> _Prompt_: Reproduce the data verbatim, starting with its first line and continuing through the line containing "baked-col-whole-left: Whole [360,1370,417,1391]", with that line included.

Records provided start

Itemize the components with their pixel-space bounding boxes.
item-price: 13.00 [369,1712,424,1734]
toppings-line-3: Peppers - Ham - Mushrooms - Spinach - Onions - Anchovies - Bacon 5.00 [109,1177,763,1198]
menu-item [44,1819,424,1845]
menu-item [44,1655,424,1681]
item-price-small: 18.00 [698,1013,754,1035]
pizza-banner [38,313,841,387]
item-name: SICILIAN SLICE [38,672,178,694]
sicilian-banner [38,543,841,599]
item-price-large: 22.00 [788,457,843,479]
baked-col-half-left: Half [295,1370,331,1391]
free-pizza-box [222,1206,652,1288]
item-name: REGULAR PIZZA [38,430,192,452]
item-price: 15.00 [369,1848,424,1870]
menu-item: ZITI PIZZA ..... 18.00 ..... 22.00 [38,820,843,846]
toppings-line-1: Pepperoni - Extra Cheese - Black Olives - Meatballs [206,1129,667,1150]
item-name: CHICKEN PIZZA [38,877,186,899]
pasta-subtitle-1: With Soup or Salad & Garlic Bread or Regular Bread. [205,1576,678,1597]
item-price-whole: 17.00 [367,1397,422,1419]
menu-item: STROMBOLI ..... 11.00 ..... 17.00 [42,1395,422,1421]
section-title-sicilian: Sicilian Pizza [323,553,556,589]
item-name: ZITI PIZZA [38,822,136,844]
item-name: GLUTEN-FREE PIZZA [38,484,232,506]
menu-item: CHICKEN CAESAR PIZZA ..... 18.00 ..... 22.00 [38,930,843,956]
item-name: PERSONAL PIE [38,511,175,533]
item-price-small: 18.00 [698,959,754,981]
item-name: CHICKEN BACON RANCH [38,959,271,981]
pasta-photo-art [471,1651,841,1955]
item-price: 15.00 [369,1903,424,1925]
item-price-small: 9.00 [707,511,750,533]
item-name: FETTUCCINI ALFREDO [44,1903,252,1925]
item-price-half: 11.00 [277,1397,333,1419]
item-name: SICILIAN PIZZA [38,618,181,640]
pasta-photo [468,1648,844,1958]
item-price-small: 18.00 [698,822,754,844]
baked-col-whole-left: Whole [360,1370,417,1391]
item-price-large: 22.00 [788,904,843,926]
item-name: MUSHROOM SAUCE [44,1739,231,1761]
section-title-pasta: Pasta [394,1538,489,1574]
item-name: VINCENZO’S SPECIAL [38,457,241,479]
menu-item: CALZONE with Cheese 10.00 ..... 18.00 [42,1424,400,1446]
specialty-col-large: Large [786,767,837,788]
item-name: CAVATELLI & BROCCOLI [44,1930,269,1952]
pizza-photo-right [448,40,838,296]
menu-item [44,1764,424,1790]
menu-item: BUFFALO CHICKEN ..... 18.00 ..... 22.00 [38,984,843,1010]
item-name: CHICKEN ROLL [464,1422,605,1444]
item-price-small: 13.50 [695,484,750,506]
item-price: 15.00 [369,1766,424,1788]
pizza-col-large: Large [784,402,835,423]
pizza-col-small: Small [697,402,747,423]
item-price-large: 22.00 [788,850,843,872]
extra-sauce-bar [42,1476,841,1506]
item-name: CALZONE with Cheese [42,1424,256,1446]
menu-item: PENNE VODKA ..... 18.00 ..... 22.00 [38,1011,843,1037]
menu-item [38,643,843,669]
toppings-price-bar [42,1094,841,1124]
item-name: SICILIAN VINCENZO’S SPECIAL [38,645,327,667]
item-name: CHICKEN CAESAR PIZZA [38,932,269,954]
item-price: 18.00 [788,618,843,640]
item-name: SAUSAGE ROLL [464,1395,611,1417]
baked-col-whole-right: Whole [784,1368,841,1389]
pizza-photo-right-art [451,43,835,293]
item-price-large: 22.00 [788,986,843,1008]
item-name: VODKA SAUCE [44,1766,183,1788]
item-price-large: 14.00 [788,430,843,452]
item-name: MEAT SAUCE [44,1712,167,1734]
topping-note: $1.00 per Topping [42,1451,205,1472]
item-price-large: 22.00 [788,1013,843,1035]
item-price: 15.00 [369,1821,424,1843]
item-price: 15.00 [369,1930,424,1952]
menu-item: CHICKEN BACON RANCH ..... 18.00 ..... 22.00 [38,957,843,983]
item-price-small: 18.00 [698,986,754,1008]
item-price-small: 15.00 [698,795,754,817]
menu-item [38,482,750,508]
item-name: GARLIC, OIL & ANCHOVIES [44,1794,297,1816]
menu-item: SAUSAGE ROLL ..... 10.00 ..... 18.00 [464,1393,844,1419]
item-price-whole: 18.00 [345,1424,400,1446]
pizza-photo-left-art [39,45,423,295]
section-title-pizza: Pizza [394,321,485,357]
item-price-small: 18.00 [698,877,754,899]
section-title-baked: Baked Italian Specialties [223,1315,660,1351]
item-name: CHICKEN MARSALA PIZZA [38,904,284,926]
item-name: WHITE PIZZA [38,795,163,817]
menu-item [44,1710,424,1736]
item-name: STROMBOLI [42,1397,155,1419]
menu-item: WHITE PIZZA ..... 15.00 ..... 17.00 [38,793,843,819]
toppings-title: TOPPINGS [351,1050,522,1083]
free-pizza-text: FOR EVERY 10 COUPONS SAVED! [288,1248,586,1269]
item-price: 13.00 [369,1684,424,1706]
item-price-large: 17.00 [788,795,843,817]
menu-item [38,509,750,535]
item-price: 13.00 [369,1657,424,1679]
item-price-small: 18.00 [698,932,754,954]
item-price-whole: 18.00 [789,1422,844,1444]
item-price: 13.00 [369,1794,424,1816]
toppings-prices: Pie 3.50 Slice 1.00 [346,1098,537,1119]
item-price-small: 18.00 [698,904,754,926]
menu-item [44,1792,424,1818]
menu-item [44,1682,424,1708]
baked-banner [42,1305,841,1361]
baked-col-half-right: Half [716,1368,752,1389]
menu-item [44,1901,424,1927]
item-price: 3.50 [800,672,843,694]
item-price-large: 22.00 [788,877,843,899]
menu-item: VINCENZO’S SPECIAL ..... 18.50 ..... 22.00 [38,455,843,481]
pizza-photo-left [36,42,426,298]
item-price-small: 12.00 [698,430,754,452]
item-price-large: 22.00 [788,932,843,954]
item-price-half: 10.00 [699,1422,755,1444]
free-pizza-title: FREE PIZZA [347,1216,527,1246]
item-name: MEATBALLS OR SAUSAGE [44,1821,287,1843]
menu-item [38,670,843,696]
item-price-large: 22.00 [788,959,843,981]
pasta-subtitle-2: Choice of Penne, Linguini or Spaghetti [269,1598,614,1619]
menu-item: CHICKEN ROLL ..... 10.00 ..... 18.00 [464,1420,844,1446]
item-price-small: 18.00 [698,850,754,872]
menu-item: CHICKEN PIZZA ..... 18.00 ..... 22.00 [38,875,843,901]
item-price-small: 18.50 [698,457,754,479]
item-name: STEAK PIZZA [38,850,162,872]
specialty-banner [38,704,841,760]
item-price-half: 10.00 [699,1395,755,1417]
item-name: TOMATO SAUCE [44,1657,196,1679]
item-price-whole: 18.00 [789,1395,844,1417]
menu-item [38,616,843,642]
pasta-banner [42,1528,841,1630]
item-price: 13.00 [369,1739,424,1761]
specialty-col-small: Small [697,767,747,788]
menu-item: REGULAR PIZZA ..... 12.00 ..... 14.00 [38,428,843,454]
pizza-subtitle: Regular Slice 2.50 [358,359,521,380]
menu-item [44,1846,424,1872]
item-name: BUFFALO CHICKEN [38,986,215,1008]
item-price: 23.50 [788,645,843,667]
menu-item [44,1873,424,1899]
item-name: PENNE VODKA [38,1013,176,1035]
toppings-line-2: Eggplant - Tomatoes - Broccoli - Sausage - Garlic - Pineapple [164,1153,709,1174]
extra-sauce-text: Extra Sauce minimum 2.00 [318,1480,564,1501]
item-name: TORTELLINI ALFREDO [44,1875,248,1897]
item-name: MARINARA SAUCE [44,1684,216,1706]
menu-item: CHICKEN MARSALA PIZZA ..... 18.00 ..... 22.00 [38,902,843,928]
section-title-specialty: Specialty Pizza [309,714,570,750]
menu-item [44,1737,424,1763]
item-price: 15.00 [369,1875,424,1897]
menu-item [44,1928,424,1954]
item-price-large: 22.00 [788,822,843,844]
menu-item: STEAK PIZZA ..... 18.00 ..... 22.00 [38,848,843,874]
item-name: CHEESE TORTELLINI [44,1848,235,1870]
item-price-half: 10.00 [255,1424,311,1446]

Records provided end

> _The reply_:
Itemize the components with their pixel-space bounding boxes.
item-price: 13.00 [369,1712,424,1734]
toppings-line-3: Peppers - Ham - Mushrooms - Spinach - Onions - Anchovies - Bacon 5.00 [109,1177,763,1198]
menu-item [44,1819,424,1845]
menu-item [44,1655,424,1681]
item-price-small: 18.00 [698,1013,754,1035]
pizza-banner [38,313,841,387]
item-name: SICILIAN SLICE [38,672,178,694]
sicilian-banner [38,543,841,599]
item-price-large: 22.00 [788,457,843,479]
baked-col-half-left: Half [295,1370,331,1391]
free-pizza-box [222,1206,652,1288]
item-name: REGULAR PIZZA [38,430,192,452]
item-price: 15.00 [369,1848,424,1870]
menu-item: ZITI PIZZA ..... 18.00 ..... 22.00 [38,820,843,846]
toppings-line-1: Pepperoni - Extra Cheese - Black Olives - Meatballs [206,1129,667,1150]
item-name: CHICKEN PIZZA [38,877,186,899]
pasta-subtitle-1: With Soup or Salad & Garlic Bread or Regular Bread. [205,1576,678,1597]
item-price-whole: 17.00 [367,1397,422,1419]
menu-item: STROMBOLI ..... 11.00 ..... 17.00 [42,1395,422,1421]
section-title-sicilian: Sicilian Pizza [323,553,556,589]
item-name: ZITI PIZZA [38,822,136,844]
item-name: GLUTEN-FREE PIZZA [38,484,232,506]
menu-item: CHICKEN CAESAR PIZZA ..... 18.00 ..... 22.00 [38,930,843,956]
item-name: PERSONAL PIE [38,511,175,533]
item-price-small: 18.00 [698,959,754,981]
item-name: CHICKEN BACON RANCH [38,959,271,981]
pasta-photo-art [471,1651,841,1955]
item-price: 15.00 [369,1903,424,1925]
item-price-small: 9.00 [707,511,750,533]
item-name: FETTUCCINI ALFREDO [44,1903,252,1925]
item-price-half: 11.00 [277,1397,333,1419]
item-name: SICILIAN PIZZA [38,618,181,640]
pasta-photo [468,1648,844,1958]
item-price-small: 18.00 [698,822,754,844]
baked-col-whole-left: Whole [360,1370,417,1391]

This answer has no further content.